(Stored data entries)
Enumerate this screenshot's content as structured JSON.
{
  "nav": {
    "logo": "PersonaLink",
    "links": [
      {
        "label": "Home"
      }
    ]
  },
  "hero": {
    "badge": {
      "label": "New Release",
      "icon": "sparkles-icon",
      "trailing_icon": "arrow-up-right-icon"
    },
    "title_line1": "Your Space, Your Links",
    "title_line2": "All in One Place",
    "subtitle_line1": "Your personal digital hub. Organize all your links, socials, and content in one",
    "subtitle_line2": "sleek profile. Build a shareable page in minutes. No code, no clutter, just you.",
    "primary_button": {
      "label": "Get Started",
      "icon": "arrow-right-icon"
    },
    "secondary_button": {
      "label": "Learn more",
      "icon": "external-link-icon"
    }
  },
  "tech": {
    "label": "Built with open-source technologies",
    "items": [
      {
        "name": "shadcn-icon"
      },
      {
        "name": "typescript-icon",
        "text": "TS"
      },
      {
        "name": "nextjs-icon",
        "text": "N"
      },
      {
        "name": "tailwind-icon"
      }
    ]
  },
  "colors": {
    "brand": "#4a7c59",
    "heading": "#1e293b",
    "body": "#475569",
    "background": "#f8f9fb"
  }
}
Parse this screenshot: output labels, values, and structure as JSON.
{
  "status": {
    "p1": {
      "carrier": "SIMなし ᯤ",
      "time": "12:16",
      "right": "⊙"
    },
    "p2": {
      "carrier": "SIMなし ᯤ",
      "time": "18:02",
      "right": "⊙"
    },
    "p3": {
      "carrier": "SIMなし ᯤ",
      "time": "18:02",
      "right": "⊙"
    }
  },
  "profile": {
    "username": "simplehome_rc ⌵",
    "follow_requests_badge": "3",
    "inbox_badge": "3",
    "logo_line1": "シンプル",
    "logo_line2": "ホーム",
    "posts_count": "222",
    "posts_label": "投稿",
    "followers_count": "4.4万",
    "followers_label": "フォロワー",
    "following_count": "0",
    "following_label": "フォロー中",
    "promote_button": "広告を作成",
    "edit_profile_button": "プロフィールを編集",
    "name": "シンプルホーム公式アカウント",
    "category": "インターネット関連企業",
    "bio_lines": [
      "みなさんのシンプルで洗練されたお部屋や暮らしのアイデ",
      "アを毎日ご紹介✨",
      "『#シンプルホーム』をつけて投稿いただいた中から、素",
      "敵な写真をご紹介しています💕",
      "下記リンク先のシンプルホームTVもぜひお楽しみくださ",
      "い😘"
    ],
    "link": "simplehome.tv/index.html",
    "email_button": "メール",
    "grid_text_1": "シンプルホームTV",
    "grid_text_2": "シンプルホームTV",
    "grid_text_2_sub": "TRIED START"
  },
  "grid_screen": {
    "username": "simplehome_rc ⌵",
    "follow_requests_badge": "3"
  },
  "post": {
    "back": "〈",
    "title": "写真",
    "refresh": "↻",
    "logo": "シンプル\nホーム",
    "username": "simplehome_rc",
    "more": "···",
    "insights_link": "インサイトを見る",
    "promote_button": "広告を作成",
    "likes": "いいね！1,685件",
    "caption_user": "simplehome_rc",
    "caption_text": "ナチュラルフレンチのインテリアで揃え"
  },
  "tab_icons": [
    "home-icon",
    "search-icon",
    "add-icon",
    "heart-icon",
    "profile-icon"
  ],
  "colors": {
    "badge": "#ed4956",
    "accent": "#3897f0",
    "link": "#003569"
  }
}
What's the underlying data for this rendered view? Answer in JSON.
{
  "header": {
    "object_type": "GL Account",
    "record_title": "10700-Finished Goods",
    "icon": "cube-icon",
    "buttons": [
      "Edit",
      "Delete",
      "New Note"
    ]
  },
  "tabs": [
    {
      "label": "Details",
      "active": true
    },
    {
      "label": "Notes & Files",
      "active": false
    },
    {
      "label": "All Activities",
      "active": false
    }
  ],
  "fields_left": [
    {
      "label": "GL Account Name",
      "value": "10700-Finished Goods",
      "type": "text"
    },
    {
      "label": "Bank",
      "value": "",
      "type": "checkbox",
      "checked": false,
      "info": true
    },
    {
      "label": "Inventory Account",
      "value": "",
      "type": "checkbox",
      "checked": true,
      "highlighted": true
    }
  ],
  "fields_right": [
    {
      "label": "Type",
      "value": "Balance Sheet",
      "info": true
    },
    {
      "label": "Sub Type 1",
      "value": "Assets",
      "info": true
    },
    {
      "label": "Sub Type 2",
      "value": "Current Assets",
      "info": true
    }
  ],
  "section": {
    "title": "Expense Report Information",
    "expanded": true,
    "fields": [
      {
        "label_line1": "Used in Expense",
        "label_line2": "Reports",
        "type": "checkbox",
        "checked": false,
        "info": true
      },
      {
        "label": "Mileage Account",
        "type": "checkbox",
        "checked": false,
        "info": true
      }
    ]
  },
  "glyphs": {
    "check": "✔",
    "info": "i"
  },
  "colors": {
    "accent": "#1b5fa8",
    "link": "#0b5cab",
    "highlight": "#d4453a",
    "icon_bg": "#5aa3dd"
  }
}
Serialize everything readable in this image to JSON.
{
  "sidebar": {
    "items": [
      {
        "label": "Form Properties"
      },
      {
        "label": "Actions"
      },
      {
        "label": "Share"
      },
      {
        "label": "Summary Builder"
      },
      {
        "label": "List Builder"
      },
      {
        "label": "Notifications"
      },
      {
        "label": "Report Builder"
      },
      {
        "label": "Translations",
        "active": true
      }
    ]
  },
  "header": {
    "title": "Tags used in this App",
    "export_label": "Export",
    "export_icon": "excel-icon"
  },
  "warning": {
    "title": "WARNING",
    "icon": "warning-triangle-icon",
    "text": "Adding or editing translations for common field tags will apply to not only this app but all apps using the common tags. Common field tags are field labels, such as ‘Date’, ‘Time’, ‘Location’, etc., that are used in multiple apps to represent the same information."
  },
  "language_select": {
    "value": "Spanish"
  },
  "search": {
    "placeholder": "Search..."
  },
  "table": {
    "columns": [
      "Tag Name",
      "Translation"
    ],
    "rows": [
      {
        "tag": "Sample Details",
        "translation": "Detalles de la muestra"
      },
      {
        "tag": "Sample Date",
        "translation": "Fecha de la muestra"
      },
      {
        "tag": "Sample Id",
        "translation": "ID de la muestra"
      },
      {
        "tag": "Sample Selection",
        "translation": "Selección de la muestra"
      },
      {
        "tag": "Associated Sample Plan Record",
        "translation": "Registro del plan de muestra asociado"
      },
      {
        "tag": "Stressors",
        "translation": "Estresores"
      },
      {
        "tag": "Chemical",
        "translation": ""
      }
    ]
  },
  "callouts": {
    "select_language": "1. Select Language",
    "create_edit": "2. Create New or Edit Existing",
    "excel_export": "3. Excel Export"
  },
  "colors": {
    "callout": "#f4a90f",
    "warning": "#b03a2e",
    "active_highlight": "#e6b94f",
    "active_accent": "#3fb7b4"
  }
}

» **Exercise details**: The data above must be returned in full, exactly as written.

» **Answer to the problem**:
Enumerate this screenshot's content as structured JSON.
{
  "nav": {
    "logo": "PersonaLink",
    "links": [
      {
        "label": "Home"
      }
    ]
  },
  "hero": {
    "badge": {
      "label": "New Release",
      "icon": "sparkles-icon",
      "trailing_icon": "arrow-up-right-icon"
    },
    "title_line1": "Your Space, Your Links",
    "title_line2": "All in One Place",
    "subtitle_line1": "Your personal digital hub. Organize all your links, socials, and content in one",
    "subtitle_line2": "sleek profile. Build a shareable page in minutes. No code, no clutter, just you.",
    "primary_button": {
      "label": "Get Started",
      "icon": "arrow-right-icon"
    },
    "secondary_button": {
      "label": "Learn more",
      "icon": "external-link-icon"
    }
  },
  "tech": {
    "label": "Built with open-source technologies",
    "items": [
      {
        "name": "shadcn-icon"
      },
      {
        "name": "typescript-icon",
        "text": "TS"
      },
      {
        "name": "nextjs-icon",
        "text": "N"
      },
      {
        "name": "tailwind-icon"
      }
    ]
  },
  "colors": {
    "brand": "#4a7c59",
    "heading": "#1e293b",
    "body": "#475569",
    "background": "#f8f9fb"
  }
}
Parse this screenshot: output labels, values, and structure as JSON.
{
  "status": {
    "p1": {
      "carrier": "SIMなし ᯤ",
      "time": "12:16",
      "right": "⊙"
    },
    "p2": {
      "carrier": "SIMなし ᯤ",
      "time": "18:02",
      "right": "⊙"
    },
    "p3": {
      "carrier": "SIMなし ᯤ",
      "time": "18:02",
      "right": "⊙"
    }
  },
  "profile": {
    "username": "simplehome_rc ⌵",
    "follow_requests_badge": "3",
    "inbox_badge": "3",
    "logo_line1": "シンプル",
    "logo_line2": "ホーム",
    "posts_count": "222",
    "posts_label": "投稿",
    "followers_count": "4.4万",
    "followers_label": "フォロワー",
    "following_count": "0",
    "following_label": "フォロー中",
    "promote_button": "広告を作成",
    "edit_profile_button": "プロフィールを編集",
    "name": "シンプルホーム公式アカウント",
    "category": "インターネット関連企業",
    "bio_lines": [
      "みなさんのシンプルで洗練されたお部屋や暮らしのアイデ",
      "アを毎日ご紹介✨",
      "『#シンプルホーム』をつけて投稿いただいた中から、素",
      "敵な写真をご紹介しています💕",
      "下記リンク先のシンプルホームTVもぜひお楽しみくださ",
      "い😘"
    ],
    "link": "simplehome.tv/index.html",
    "email_button": "メール",
    "grid_text_1": "シンプルホームTV",
    "grid_text_2": "シンプルホームTV",
    "grid_text_2_sub": "TRIED START"
  },
  "grid_screen": {
    "username": "simplehome_rc ⌵",
    "follow_requests_badge": "3"
  },
  "post": {
    "back": "〈",
    "title": "写真",
    "refresh": "↻",
    "logo": "シンプル\nホーム",
    "username": "simplehome_rc",
    "more": "···",
    "insights_link": "インサイトを見る",
    "promote_button": "広告を作成",
    "likes": "いいね！1,685件",
    "caption_user": "simplehome_rc",
    "caption_text": "ナチュラルフレンチのインテリアで揃え"
  },
  "tab_icons": [
    "home-icon",
    "search-icon",
    "add-icon",
    "heart-icon",
    "profile-icon"
  ],
  "colors": {
    "badge": "#ed4956",
    "accent": "#3897f0",
    "link": "#003569"
  }
}
What's the underlying data for this rendered view? Answer in JSON.
{
  "header": {
    "object_type": "GL Account",
    "record_title": "10700-Finished Goods",
    "icon": "cube-icon",
    "buttons": [
      "Edit",
      "Delete",
      "New Note"
    ]
  },
  "tabs": [
    {
      "label": "Details",
      "active": true
    },
    {
      "label": "Notes & Files",
      "active": false
    },
    {
      "label": "All Activities",
      "active": false
    }
  ],
  "fields_left": [
    {
      "label": "GL Account Name",
      "value": "10700-Finished Goods",
      "type": "text"
    },
    {
      "label": "Bank",
      "value": "",
      "type": "checkbox",
      "checked": false,
      "info": true
    },
    {
      "label": "Inventory Account",
      "value": "",
      "type": "checkbox",
      "checked": true,
      "highlighted": true
    }
  ],
  "fields_right": [
    {
      "label": "Type",
      "value": "Balance Sheet",
      "info": true
    },
    {
      "label": "Sub Type 1",
      "value": "Assets",
      "info": true
    },
    {
      "label": "Sub Type 2",
      "value": "Current Assets",
      "info": true
    }
  ],
  "section": {
    "title": "Expense Report Information",
    "expanded": true,
    "fields": [
      {
        "label_line1": "Used in Expense",
        "label_line2": "Reports",
        "type": "checkbox",
        "checked": false,
        "info": true
      },
      {
        "label": "Mileage Account",
        "type": "checkbox",
        "checked": false,
        "info": true
      }
    ]
  },
  "glyphs": {
    "check": "✔",
    "info": "i"
  },
  "colors": {
    "accent": "#1b5fa8",
    "link": "#0b5cab",
    "highlight": "#d4453a",
    "icon_bg": "#5aa3dd"
  }
}
Serialize everything readable in this image to JSON.
{
  "sidebar": {
    "items": [
      {
        "label": "Form Properties"
      },
      {
        "label": "Actions"
      },
      {
        "label": "Share"
      },
      {
        "label": "Summary Builder"
      },
      {
        "label": "List Builder"
      },
      {
        "label": "Notifications"
      },
      {
        "label": "Report Builder"
      },
      {
        "label": "Translations",
        "active": true
      }
    ]
  },
  "header": {
    "title": "Tags used in this App",
    "export_label": "Export",
    "export_icon": "excel-icon"
  },
  "warning": {
    "title": "WARNING",
    "icon": "warning-triangle-icon",
    "text": "Adding or editing translations for common field tags will apply to not only this app but all apps using the common tags. Common field tags are field labels, such as ‘Date’, ‘Time’, ‘Location’, etc., that are used in multiple apps to represent the same information."
  },
  "language_select": {
    "value": "Spanish"
  },
  "search": {
    "placeholder": "Search..."
  },
  "table": {
    "columns": [
      "Tag Name",
      "Translation"
    ],
    "rows": [
      {
        "tag": "Sample Details",
        "translation": "Detalles de la muestra"
      },
      {
        "tag": "Sample Date",
        "translation": "Fecha de la muestra"
      },
      {
        "tag": "Sample Id",
        "translation": "ID de la muestra"
      },
      {
        "tag": "Sample Selection",
        "translation": "Selección de la muestra"
      },
      {
        "tag": "Associated Sample Plan Record",
        "translation": "Registro del plan de muestra asociado"
      },
      {
        "tag": "Stressors",
        "translation": "Estresores"
      },
      {
        "tag": "Chemical",
        "translation": ""
      }
    ]
  },
  "callouts": {
    "select_language": "1. Select Language",
    "create_edit": "2. Create New or Edit Existing",
    "excel_export": "3. Excel Export"
  },
  "colors": {
    "callout": "#f4a90f",
    "warning": "#b03a2e",
    "active_highlight": "#e6b94f",
    "active_accent": "#3fb7b4"
  }
}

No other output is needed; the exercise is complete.